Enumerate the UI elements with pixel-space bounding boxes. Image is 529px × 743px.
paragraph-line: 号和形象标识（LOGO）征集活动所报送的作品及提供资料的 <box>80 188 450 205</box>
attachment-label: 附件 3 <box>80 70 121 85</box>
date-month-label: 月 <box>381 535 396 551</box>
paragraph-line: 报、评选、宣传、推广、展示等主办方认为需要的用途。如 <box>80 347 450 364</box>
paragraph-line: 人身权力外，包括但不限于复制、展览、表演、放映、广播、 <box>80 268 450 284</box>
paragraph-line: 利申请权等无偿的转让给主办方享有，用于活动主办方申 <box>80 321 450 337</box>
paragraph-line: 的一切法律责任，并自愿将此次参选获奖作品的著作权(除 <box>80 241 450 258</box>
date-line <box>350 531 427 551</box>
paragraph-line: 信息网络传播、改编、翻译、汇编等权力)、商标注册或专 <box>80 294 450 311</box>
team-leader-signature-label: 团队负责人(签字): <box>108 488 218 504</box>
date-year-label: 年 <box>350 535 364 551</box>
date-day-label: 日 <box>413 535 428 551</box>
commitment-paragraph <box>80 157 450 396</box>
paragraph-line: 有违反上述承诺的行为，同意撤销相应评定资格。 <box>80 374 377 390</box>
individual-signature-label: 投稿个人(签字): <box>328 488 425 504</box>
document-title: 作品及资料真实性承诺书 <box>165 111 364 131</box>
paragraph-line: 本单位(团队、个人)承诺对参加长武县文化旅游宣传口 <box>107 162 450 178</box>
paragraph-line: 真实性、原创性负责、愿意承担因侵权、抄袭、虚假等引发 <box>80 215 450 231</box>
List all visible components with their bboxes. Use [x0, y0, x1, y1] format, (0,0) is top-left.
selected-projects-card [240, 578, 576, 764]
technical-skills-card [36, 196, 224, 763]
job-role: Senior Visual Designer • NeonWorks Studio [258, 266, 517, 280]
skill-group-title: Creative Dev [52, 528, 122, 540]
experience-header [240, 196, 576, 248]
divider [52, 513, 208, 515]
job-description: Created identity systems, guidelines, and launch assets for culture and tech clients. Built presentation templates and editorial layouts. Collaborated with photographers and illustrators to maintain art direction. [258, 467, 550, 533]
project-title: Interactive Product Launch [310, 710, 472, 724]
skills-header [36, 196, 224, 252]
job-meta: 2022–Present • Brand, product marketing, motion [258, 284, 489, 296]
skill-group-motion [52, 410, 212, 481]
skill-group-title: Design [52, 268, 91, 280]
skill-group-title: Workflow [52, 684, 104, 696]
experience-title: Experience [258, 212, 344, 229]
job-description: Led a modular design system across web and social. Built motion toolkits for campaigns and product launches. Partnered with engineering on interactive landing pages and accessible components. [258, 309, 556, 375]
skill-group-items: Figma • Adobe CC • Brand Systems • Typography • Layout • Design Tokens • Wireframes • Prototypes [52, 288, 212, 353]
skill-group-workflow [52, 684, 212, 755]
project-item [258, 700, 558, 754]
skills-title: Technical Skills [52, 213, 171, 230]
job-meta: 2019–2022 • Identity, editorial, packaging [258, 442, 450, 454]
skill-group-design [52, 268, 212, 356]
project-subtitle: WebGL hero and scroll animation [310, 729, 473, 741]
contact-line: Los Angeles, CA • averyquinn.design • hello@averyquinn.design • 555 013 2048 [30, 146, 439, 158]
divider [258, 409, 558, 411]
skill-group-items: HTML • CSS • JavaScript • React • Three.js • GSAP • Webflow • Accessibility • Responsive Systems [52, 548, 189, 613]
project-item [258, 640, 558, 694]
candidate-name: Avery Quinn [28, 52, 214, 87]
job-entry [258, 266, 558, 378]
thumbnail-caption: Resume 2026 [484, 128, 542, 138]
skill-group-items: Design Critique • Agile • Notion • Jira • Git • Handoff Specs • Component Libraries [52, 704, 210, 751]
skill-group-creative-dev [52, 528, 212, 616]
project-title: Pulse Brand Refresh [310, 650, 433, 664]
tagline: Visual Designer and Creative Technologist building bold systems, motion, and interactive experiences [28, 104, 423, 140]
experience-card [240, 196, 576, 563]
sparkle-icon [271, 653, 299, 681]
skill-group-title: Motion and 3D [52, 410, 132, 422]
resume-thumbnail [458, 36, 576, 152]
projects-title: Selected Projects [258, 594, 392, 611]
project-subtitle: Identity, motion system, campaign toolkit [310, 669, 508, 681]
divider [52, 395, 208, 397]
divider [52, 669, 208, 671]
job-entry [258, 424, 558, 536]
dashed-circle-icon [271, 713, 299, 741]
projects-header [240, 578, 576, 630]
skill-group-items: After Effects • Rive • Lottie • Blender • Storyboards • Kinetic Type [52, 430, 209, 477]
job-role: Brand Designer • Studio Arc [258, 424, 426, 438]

==

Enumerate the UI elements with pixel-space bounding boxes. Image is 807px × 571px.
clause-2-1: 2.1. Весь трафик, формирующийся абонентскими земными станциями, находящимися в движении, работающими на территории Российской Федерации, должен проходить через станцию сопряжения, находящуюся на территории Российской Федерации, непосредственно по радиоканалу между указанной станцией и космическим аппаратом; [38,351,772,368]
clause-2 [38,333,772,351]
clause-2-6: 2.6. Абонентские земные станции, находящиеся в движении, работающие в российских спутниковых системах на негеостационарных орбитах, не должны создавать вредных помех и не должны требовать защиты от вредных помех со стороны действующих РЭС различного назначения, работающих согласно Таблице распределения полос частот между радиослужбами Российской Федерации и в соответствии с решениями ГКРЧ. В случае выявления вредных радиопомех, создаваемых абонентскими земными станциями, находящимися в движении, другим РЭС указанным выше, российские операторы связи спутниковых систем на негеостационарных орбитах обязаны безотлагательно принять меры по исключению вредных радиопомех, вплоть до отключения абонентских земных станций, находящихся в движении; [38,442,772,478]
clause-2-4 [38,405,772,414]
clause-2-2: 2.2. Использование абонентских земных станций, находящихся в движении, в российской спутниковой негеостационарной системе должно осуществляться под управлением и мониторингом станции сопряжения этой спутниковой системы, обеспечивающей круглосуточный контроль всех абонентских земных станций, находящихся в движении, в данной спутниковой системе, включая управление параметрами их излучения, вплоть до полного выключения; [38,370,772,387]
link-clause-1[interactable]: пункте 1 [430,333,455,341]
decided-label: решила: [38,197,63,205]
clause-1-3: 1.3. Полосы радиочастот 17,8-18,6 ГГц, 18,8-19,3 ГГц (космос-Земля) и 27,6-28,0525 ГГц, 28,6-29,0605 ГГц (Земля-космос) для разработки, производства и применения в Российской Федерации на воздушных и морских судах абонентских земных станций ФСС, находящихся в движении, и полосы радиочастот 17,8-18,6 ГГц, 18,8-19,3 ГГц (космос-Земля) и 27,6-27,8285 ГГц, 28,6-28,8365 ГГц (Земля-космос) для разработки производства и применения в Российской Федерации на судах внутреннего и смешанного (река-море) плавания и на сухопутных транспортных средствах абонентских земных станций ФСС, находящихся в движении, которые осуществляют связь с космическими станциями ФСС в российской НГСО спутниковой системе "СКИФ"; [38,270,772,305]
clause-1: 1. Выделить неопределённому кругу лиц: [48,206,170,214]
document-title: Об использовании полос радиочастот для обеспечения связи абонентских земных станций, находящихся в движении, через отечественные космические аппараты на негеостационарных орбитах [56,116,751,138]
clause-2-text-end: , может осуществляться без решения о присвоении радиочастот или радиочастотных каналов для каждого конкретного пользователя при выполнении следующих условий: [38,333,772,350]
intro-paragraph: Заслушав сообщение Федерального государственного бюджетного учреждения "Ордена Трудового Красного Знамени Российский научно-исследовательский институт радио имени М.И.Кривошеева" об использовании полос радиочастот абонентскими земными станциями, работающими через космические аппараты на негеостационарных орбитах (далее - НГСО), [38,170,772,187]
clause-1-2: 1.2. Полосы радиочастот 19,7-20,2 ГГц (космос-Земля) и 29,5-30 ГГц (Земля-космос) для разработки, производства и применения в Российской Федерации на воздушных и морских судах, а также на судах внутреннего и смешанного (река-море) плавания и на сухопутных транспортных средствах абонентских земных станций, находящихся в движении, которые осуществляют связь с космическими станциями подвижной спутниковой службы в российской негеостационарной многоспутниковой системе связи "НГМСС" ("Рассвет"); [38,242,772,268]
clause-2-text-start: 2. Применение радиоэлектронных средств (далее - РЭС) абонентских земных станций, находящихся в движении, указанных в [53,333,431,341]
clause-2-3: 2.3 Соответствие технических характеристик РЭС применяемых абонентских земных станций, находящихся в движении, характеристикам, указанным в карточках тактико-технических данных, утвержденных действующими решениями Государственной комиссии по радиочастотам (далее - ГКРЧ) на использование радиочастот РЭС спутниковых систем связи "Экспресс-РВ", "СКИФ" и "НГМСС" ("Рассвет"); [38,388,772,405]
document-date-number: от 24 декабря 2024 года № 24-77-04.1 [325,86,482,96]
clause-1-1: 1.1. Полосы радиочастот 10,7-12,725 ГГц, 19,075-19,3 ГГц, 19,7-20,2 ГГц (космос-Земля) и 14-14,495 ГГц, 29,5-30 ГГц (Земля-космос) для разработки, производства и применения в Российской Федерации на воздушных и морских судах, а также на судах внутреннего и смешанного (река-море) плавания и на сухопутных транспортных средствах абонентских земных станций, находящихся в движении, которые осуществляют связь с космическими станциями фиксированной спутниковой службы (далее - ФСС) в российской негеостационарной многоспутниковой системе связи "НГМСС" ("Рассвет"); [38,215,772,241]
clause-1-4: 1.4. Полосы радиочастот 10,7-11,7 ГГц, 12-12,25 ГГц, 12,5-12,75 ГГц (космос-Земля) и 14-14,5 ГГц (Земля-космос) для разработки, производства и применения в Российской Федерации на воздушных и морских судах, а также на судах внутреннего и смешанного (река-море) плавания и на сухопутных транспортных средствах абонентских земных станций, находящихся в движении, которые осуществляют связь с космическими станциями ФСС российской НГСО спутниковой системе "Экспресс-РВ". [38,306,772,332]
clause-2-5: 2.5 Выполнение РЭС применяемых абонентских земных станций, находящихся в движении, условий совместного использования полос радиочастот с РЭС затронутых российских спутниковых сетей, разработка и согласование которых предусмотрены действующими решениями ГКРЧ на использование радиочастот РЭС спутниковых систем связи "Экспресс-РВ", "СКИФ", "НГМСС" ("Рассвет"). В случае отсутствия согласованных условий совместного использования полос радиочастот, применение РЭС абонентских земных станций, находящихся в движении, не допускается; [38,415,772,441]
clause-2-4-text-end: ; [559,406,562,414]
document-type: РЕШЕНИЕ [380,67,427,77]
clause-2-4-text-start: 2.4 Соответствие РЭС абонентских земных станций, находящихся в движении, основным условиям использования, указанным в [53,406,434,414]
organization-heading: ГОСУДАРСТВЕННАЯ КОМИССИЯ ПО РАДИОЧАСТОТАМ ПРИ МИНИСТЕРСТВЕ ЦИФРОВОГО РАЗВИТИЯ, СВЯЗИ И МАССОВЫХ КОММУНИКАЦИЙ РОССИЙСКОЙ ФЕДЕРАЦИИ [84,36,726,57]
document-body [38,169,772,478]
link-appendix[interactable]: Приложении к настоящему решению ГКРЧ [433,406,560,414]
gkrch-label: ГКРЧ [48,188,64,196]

---

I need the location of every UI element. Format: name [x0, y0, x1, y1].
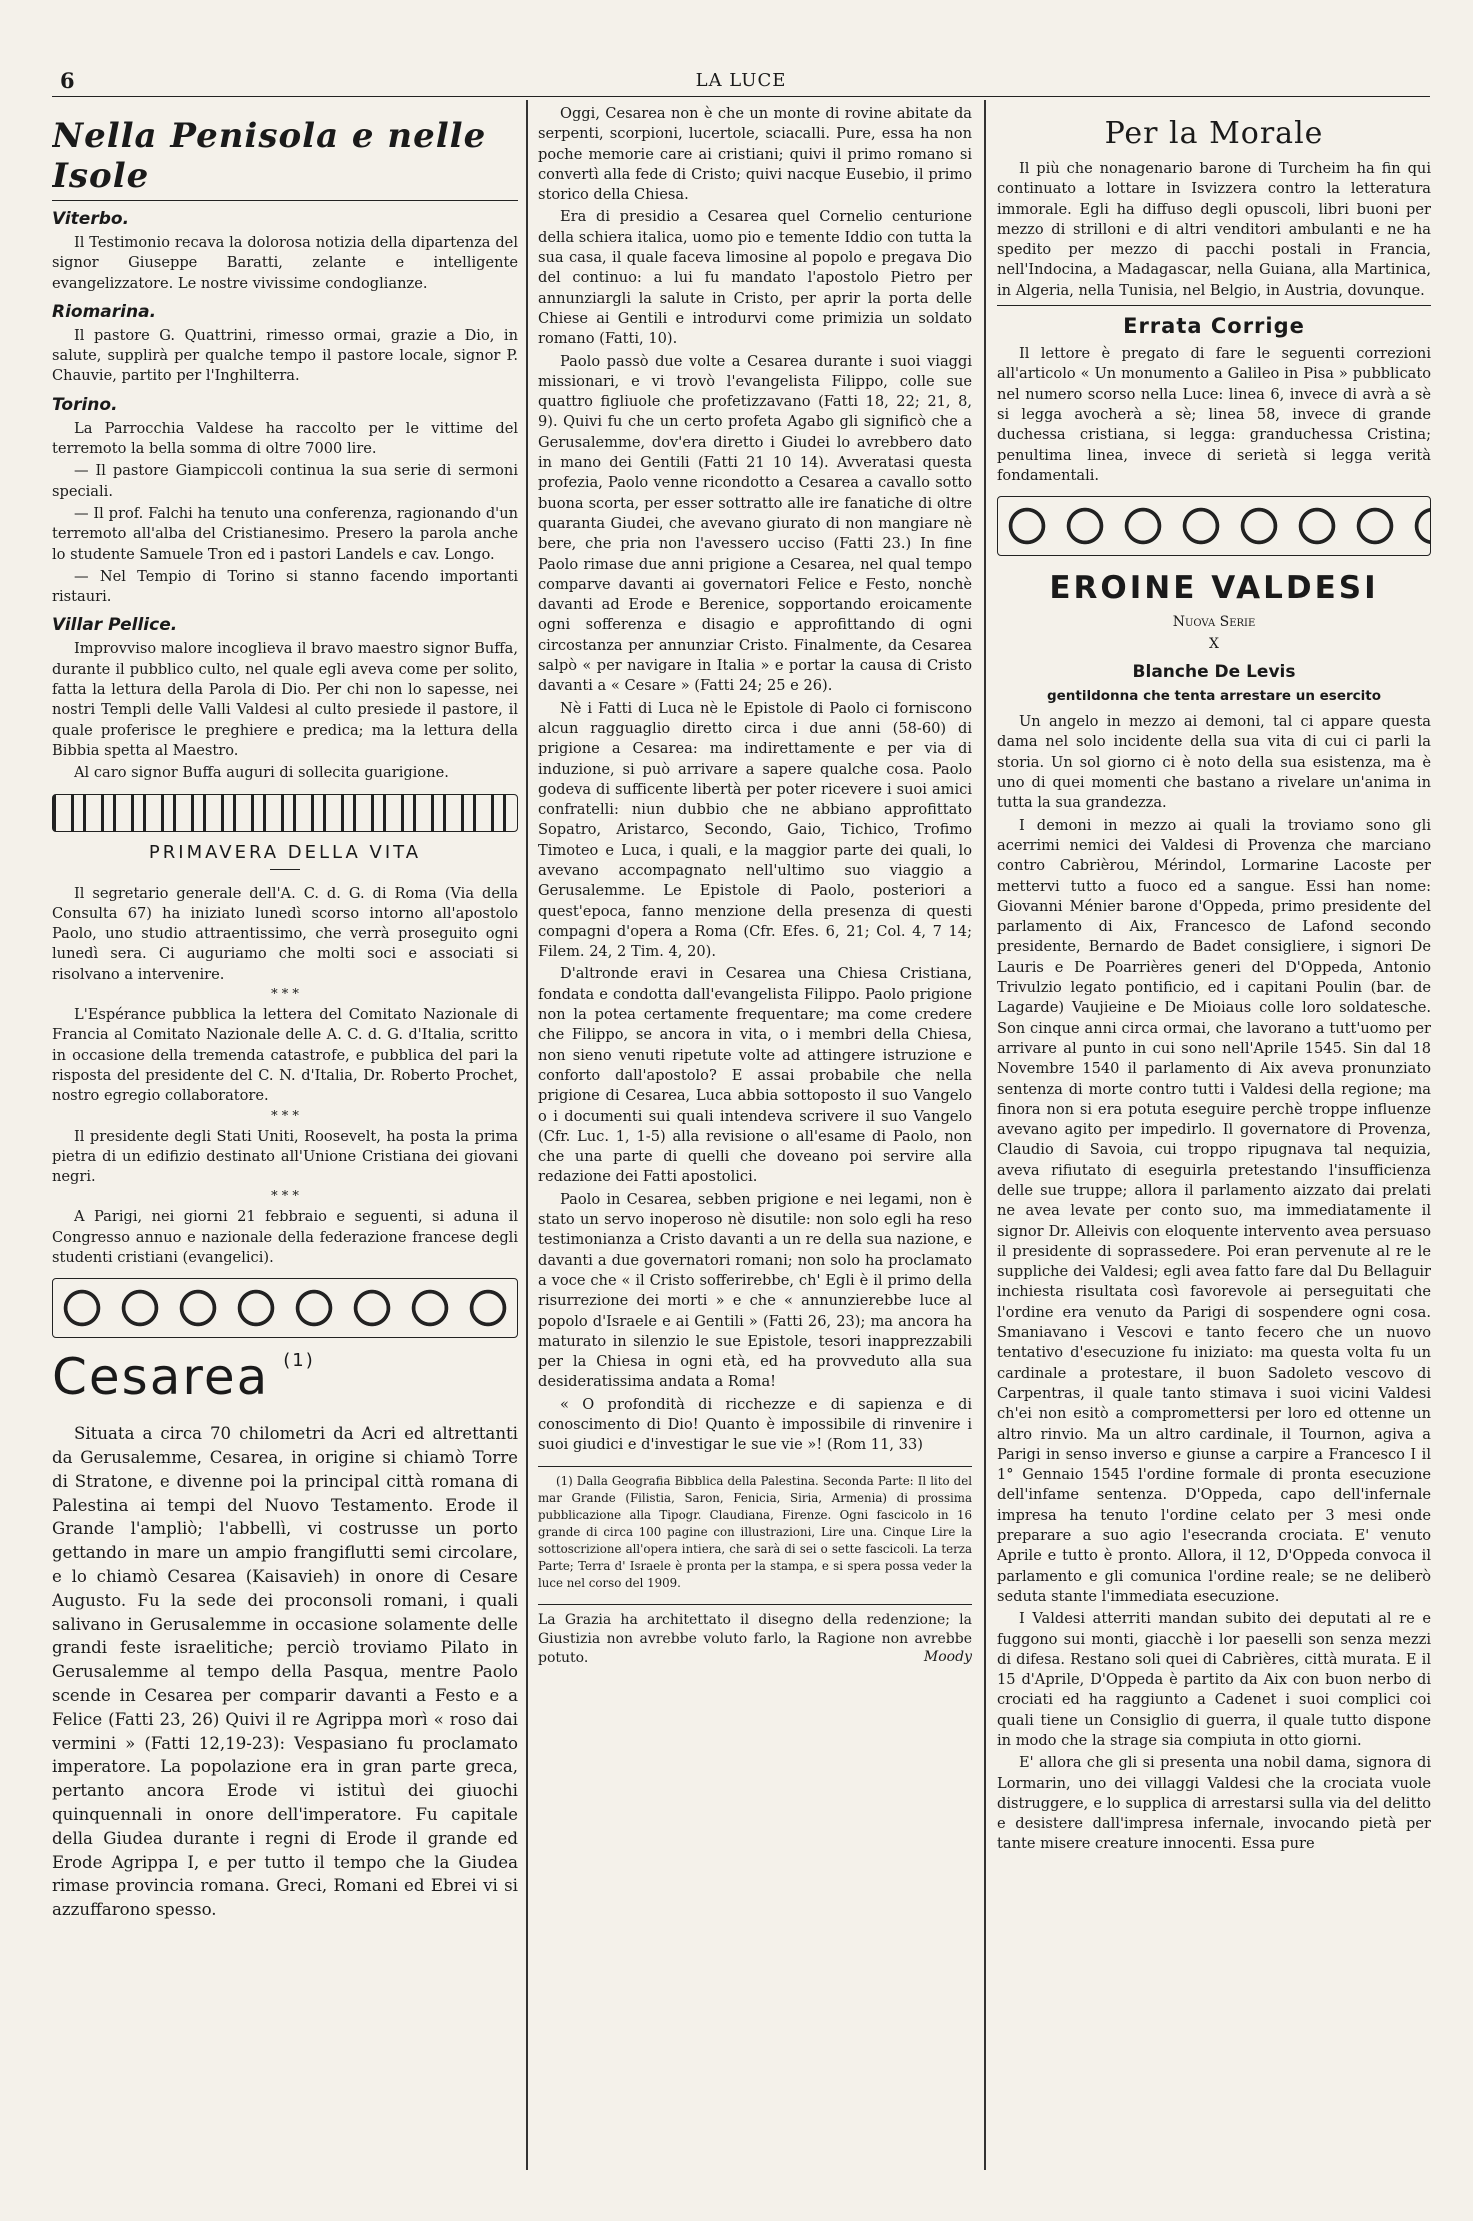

Given problem:
Give the item lines from the one containing "529px × 743px." through the one containing "paragraph-line: 有违反上述承诺的行为，同意撤销相应评定资格。 <box>80", both included, as a Markdown table with the columns "Row" and "Line". Number each line in order and omit any blank lines.

Exercise result:
| Row | Line |
|---|---|
| 1 | Enumerate the UI elements with pixel-space bounding boxes. Image is 529px × 743px. |
| 2 | paragraph-line: 号和形象标识（LOGO）征集活动所报送的作品及提供资料的 <box>80 188 450 205</box> |
| 3 | attachment-label: 附件 3 <box>80 70 121 85</box> |
| 4 | date-month-label: 月 <box>381 535 396 551</box> |
| 5 | paragraph-line: 报、评选、宣传、推广、展示等主办方认为需要的用途。如 <box>80 347 450 364</box> |
| 6 | paragraph-line: 人身权力外，包括但不限于复制、展览、表演、放映、广播、 <box>80 268 450 284</box> |
| 7 | paragraph-line: 利申请权等无偿的转让给主办方享有，用于活动主办方申 <box>80 321 450 337</box> |
| 8 | paragraph-line: 的一切法律责任，并自愿将此次参选获奖作品的著作权(除 <box>80 241 450 258</box> |
| 9 | date-line <box>350 531 427 551</box> |
| 10 | paragraph-line: 信息网络传播、改编、翻译、汇编等权力)、商标注册或专 <box>80 294 450 311</box> |
| 11 | team-leader-signature-label: 团队负责人(签字): <box>108 488 218 504</box> |
| 12 | date-year-label: 年 <box>350 535 364 551</box> |
| 13 | date-day-label: 日 <box>413 535 428 551</box> |
| 14 | commitment-paragraph <box>80 157 450 396</box> |
| 15 | paragraph-line: 有违反上述承诺的行为，同意撤销相应评定资格。 <box>80 374 377 390</box> |